### Given instruction
Scan the records below. List lines holding "background".

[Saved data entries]
## BEGIN
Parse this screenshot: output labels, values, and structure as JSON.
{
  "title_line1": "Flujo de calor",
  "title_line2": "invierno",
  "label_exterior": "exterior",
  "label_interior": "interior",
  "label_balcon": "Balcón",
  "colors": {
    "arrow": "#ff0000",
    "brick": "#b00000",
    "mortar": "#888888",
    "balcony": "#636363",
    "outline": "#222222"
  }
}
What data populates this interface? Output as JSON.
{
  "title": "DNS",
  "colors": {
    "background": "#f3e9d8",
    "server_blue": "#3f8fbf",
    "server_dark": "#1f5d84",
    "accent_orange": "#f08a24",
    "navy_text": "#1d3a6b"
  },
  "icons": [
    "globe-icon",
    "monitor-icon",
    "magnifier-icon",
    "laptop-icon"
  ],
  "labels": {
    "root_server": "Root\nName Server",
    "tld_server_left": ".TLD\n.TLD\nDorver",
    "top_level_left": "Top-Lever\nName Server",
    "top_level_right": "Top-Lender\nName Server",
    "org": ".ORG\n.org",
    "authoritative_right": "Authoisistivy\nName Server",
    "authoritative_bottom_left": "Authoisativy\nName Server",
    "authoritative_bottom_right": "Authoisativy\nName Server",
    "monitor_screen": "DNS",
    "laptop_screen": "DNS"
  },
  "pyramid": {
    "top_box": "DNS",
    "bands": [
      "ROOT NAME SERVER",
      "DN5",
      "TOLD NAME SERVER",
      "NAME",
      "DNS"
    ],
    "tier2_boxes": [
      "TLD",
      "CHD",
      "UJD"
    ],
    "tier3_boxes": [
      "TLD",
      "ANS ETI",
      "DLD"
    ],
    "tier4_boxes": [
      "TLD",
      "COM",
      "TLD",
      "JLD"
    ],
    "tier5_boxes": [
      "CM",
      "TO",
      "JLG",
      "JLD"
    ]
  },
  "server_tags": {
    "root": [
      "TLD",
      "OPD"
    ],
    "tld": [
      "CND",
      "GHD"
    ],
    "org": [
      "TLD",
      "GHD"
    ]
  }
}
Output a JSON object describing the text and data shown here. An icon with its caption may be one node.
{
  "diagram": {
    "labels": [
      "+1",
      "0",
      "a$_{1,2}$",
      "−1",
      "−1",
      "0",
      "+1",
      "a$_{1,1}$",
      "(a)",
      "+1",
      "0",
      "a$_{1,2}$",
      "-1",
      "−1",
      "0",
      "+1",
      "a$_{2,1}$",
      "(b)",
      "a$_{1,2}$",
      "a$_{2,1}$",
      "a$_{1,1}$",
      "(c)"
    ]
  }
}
## END
## BEGIN
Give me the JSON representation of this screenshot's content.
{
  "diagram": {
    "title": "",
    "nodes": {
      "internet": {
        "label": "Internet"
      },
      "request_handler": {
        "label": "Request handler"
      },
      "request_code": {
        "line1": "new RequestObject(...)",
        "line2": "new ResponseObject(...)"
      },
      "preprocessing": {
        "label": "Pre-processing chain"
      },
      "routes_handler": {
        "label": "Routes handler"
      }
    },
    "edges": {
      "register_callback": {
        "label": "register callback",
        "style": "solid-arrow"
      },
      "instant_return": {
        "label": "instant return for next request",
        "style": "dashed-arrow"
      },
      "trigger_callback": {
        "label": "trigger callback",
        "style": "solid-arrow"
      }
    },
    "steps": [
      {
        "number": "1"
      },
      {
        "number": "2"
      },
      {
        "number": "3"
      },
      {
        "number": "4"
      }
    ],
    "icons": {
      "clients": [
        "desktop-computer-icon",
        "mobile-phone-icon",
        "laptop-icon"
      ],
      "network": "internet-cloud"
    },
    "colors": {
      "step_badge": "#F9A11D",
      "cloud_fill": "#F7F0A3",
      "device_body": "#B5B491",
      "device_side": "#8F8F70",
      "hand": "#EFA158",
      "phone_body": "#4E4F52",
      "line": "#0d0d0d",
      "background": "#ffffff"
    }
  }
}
## END
### Reply
    "background": "#f3e9d8",
      "background": "#ffffff"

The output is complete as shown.